[Stored data entries]
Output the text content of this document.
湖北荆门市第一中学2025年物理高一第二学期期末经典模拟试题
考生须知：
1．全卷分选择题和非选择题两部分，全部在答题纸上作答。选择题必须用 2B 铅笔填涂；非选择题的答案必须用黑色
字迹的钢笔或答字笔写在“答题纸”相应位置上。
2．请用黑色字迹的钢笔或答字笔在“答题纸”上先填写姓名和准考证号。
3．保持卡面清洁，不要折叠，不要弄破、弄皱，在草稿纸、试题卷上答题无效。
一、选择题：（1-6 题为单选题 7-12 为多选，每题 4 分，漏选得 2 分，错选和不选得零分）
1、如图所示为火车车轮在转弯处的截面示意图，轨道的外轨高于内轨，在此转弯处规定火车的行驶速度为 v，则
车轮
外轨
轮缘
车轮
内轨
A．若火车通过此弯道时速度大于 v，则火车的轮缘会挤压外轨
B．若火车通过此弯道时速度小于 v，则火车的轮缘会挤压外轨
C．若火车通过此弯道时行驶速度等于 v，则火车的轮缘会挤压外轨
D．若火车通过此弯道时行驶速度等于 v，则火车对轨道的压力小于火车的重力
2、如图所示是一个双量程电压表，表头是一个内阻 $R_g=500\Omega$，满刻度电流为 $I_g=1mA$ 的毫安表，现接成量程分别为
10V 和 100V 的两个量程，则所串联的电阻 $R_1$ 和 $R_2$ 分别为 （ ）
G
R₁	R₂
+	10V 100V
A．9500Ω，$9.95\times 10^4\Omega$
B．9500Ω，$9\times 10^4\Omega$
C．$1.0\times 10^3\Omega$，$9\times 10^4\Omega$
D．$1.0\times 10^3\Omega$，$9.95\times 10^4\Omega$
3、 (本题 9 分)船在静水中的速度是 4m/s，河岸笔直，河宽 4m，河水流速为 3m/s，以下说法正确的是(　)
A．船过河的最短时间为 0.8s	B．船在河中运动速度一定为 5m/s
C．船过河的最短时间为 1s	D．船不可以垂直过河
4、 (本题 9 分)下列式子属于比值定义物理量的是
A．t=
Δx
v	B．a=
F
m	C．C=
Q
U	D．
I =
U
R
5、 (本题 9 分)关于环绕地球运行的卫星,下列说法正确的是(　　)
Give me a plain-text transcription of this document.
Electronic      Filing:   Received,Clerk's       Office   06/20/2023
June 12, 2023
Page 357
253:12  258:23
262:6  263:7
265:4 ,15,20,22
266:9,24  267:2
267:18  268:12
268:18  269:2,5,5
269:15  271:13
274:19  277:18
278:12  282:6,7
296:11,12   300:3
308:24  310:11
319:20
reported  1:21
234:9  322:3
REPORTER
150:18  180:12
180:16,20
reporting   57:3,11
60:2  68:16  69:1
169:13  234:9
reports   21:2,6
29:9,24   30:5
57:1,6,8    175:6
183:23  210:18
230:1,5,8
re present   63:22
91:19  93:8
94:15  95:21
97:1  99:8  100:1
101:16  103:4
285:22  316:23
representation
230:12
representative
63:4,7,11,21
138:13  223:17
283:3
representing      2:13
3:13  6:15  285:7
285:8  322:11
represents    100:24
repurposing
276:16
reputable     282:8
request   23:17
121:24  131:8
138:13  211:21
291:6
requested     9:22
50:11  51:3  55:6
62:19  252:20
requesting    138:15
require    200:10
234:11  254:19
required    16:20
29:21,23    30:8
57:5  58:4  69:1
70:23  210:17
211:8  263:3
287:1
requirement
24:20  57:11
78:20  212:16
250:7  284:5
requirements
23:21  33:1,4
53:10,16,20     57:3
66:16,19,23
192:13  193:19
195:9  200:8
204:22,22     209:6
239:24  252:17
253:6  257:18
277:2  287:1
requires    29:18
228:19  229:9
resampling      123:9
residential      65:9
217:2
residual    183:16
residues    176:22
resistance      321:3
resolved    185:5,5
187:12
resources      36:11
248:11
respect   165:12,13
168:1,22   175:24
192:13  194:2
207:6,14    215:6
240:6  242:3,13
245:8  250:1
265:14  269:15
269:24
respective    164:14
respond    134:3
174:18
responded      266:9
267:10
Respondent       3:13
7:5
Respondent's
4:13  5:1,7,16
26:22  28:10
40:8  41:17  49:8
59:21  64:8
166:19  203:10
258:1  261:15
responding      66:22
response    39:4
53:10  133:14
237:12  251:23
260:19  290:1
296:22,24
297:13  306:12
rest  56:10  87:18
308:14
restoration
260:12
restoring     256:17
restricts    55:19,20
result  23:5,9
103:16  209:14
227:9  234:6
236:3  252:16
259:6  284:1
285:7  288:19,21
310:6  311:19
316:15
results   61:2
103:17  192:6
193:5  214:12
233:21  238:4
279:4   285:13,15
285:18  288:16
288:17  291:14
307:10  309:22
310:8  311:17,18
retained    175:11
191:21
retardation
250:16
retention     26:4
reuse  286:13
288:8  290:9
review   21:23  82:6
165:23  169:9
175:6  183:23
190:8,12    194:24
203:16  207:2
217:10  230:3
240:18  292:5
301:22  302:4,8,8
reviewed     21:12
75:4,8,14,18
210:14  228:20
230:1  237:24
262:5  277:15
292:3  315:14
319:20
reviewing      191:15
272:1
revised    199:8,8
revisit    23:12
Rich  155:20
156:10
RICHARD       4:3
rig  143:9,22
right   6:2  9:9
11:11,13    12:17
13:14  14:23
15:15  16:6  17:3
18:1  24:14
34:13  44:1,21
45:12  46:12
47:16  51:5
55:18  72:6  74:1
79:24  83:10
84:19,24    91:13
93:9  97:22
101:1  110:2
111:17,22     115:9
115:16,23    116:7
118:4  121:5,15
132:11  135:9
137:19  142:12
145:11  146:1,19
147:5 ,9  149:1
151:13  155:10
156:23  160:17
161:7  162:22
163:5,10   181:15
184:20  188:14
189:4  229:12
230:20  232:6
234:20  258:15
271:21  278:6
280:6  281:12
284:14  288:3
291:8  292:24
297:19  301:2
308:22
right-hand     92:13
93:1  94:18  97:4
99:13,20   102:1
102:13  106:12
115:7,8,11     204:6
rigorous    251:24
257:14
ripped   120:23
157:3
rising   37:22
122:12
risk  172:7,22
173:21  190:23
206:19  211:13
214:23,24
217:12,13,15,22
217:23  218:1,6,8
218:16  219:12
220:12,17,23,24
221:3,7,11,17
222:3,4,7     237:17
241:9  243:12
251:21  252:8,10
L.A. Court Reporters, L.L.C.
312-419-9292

■ **WHAT TO WORK ON**:
Give an exact repetition of all the material.

■ **EXERCISE SOLUTION**:
Output the text content of this document.
湖北荆门市第一中学2025年物理高一第二学期期末经典模拟试题
考生须知：
1．全卷分选择题和非选择题两部分，全部在答题纸上作答。选择题必须用 2B 铅笔填涂；非选择题的答案必须用黑色
字迹的钢笔或答字笔写在“答题纸”相应位置上。
2．请用黑色字迹的钢笔或答字笔在“答题纸”上先填写姓名和准考证号。
3．保持卡面清洁，不要折叠，不要弄破、弄皱，在草稿纸、试题卷上答题无效。
一、选择题：（1-6 题为单选题 7-12 为多选，每题 4 分，漏选得 2 分，错选和不选得零分）
1、如图所示为火车车轮在转弯处的截面示意图，轨道的外轨高于内轨，在此转弯处规定火车的行驶速度为 v，则
车轮
外轨
轮缘
车轮
内轨
A．若火车通过此弯道时速度大于 v，则火车的轮缘会挤压外轨
B．若火车通过此弯道时速度小于 v，则火车的轮缘会挤压外轨
C．若火车通过此弯道时行驶速度等于 v，则火车的轮缘会挤压外轨
D．若火车通过此弯道时行驶速度等于 v，则火车对轨道的压力小于火车的重力
2、如图所示是一个双量程电压表，表头是一个内阻 $R_g=500\Omega$，满刻度电流为 $I_g=1mA$ 的毫安表，现接成量程分别为
10V 和 100V 的两个量程，则所串联的电阻 $R_1$ 和 $R_2$ 分别为 （ ）
G
R₁	R₂
+	10V 100V
A．9500Ω，$9.95\times 10^4\Omega$
B．9500Ω，$9\times 10^4\Omega$
C．$1.0\times 10^3\Omega$，$9\times 10^4\Omega$
D．$1.0\times 10^3\Omega$，$9.95\times 10^4\Omega$
3、 (本题 9 分)船在静水中的速度是 4m/s，河岸笔直，河宽 4m，河水流速为 3m/s，以下说法正确的是(　)
A．船过河的最短时间为 0.8s	B．船在河中运动速度一定为 5m/s
C．船过河的最短时间为 1s	D．船不可以垂直过河
4、 (本题 9 分)下列式子属于比值定义物理量的是
A．t=
Δx
v	B．a=
F
m	C．C=
Q
U	D．
I =
U
R
5、 (本题 9 分)关于环绕地球运行的卫星,下列说法正确的是(　　)
Give me a plain-text transcription of this document.
Electronic      Filing:   Received,Clerk's       Office   06/20/2023
June 12, 2023
Page 357
253:12  258:23
262:6  263:7
265:4 ,15,20,22
266:9,24  267:2
267:18  268:12
268:18  269:2,5,5
269:15  271:13
274:19  277:18
278:12  282:6,7
296:11,12   300:3
308:24  310:11
319:20
reported  1:21
234:9  322:3
REPORTER
150:18  180:12
180:16,20
reporting   57:3,11
60:2  68:16  69:1
169:13  234:9
reports   21:2,6
29:9,24   30:5
57:1,6,8    175:6
183:23  210:18
230:1,5,8
re present   63:22
91:19  93:8
94:15  95:21
97:1  99:8  100:1
101:16  103:4
285:22  316:23
representation
230:12
representative
63:4,7,11,21
138:13  223:17
283:3
representing      2:13
3:13  6:15  285:7
285:8  322:11
represents    100:24
repurposing
276:16
reputable     282:8
request   23:17
121:24  131:8
138:13  211:21
291:6
requested     9:22
50:11  51:3  55:6
62:19  252:20
requesting    138:15
require    200:10
234:11  254:19
required    16:20
29:21,23    30:8
57:5  58:4  69:1
70:23  210:17
211:8  263:3
287:1
requirement
24:20  57:11
78:20  212:16
250:7  284:5
requirements
23:21  33:1,4
53:10,16,20     57:3
66:16,19,23
192:13  193:19
195:9  200:8
204:22,22     209:6
239:24  252:17
253:6  257:18
277:2  287:1
requires    29:18
228:19  229:9
resampling      123:9
residential      65:9
217:2
residual    183:16
residues    176:22
resistance      321:3
resolved    185:5,5
187:12
resources      36:11
248:11
respect   165:12,13
168:1,22   175:24
192:13  194:2
207:6,14    215:6
240:6  242:3,13
245:8  250:1
265:14  269:15
269:24
respective    164:14
respond    134:3
174:18
responded      266:9
267:10
Respondent       3:13
7:5
Respondent's
4:13  5:1,7,16
26:22  28:10
40:8  41:17  49:8
59:21  64:8
166:19  203:10
258:1  261:15
responding      66:22
response    39:4
53:10  133:14
237:12  251:23
260:19  290:1
296:22,24
297:13  306:12
rest  56:10  87:18
308:14
restoration
260:12
restoring     256:17
restricts    55:19,20
result  23:5,9
103:16  209:14
227:9  234:6
236:3  252:16
259:6  284:1
285:7  288:19,21
310:6  311:19
316:15
results   61:2
103:17  192:6
193:5  214:12
233:21  238:4
279:4   285:13,15
285:18  288:16
288:17  291:14
307:10  309:22
310:8  311:17,18
retained    175:11
191:21
retardation
250:16
retention     26:4
reuse  286:13
288:8  290:9
review   21:23  82:6
165:23  169:9
175:6  183:23
190:8,12    194:24
203:16  207:2
217:10  230:3
240:18  292:5
301:22  302:4,8,8
reviewed     21:12
75:4,8,14,18
210:14  228:20
230:1  237:24
262:5  277:15
292:3  315:14
319:20
reviewing      191:15
272:1
revised    199:8,8
revisit    23:12
Rich  155:20
156:10
RICHARD       4:3
rig  143:9,22
right   6:2  9:9
11:11,13    12:17
13:14  14:23
15:15  16:6  17:3
18:1  24:14
34:13  44:1,21
45:12  46:12
47:16  51:5
55:18  72:6  74:1
79:24  83:10
84:19,24    91:13
93:9  97:22
101:1  110:2
111:17,22     115:9
115:16,23    116:7
118:4  121:5,15
132:11  135:9
137:19  142:12
145:11  146:1,19
147:5 ,9  149:1
151:13  155:10
156:23  160:17
161:7  162:22
163:5,10   181:15
184:20  188:14
189:4  229:12
230:20  232:6
234:20  258:15
271:21  278:6
280:6  281:12
284:14  288:3
291:8  292:24
297:19  301:2
308:22
right-hand     92:13
93:1  94:18  97:4
99:13,20   102:1
102:13  106:12
115:7,8,11     204:6
rigorous    251:24
257:14
ripped   120:23
157:3
rising   37:22
122:12
risk  172:7,22
173:21  190:23
206:19  211:13
214:23,24
217:12,13,15,22
217:23  218:1,6,8
218:16  219:12
220:12,17,23,24
221:3,7,11,17
222:3,4,7     237:17
241:9  243:12
251:21  252:8,10
L.A. Court Reporters, L.L.C.
312-419-9292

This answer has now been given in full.